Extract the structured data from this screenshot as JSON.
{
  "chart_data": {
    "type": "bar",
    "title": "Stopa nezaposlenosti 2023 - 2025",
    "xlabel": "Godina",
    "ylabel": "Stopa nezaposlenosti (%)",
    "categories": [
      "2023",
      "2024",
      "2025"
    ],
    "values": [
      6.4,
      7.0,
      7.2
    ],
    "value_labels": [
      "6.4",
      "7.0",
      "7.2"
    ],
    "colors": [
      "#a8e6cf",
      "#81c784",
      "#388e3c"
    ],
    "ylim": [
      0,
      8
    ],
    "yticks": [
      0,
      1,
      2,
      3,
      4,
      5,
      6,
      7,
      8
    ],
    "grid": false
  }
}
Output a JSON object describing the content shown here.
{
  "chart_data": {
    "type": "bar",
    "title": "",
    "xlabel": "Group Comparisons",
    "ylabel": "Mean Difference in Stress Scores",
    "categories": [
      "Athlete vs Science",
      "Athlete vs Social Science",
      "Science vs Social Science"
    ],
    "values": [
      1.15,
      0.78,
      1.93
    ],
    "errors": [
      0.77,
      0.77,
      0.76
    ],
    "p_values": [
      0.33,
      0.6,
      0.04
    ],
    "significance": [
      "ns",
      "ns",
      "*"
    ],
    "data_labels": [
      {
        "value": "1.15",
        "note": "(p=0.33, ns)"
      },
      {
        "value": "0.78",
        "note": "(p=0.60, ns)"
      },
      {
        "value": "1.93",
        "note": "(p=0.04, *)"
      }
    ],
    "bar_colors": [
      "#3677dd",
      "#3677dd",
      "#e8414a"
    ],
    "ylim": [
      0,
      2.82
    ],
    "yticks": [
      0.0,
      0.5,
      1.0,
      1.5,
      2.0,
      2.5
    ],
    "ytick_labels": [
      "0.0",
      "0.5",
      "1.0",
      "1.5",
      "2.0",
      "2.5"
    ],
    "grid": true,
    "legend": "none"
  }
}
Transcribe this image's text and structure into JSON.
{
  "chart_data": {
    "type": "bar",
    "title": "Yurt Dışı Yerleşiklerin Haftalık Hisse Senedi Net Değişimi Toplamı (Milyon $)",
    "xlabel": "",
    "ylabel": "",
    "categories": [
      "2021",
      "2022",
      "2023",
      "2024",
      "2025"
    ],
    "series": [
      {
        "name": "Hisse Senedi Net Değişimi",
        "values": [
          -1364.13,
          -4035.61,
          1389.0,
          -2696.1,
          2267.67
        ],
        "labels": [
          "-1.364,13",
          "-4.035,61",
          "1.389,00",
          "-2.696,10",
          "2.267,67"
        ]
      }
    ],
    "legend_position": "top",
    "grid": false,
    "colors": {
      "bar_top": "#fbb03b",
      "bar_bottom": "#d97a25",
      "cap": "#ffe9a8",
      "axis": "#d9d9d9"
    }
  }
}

§ §

→ **PROBLEM DESCRIPTION**: Each line holding the word "Senedi" counts once; report the total and nothing else.

→ **EXERCISE ANSWER**: 2